→ **TASK OBJECTIVE**: Restate the entries word for word, omitting nothing.

→ **RAW DATA**:
◆ ◆ ◆
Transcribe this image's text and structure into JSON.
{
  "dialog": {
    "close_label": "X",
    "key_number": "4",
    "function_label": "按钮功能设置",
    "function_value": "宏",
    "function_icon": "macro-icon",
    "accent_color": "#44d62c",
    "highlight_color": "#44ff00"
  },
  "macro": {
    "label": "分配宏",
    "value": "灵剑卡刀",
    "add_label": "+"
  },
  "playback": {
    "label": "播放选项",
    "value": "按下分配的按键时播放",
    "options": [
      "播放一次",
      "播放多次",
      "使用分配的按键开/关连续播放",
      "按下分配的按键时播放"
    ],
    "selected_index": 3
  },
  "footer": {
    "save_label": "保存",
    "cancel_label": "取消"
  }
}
◆ ◆ ◆
→ **EXERCISE SOLUTION**:
Transcribe this image's text and structure into JSON.
{
  "dialog": {
    "close_label": "X",
    "key_number": "4",
    "function_label": "按钮功能设置",
    "function_value": "宏",
    "function_icon": "macro-icon",
    "accent_color": "#44d62c",
    "highlight_color": "#44ff00"
  },
  "macro": {
    "label": "分配宏",
    "value": "灵剑卡刀",
    "add_label": "+"
  },
  "playback": {
    "label": "播放选项",
    "value": "按下分配的按键时播放",
    "options": [
      "播放一次",
      "播放多次",
      "使用分配的按键开/关连续播放",
      "按下分配的按键时播放"
    ],
    "selected_index": 3
  },
  "footer": {
    "save_label": "保存",
    "cancel_label": "取消"
  }
}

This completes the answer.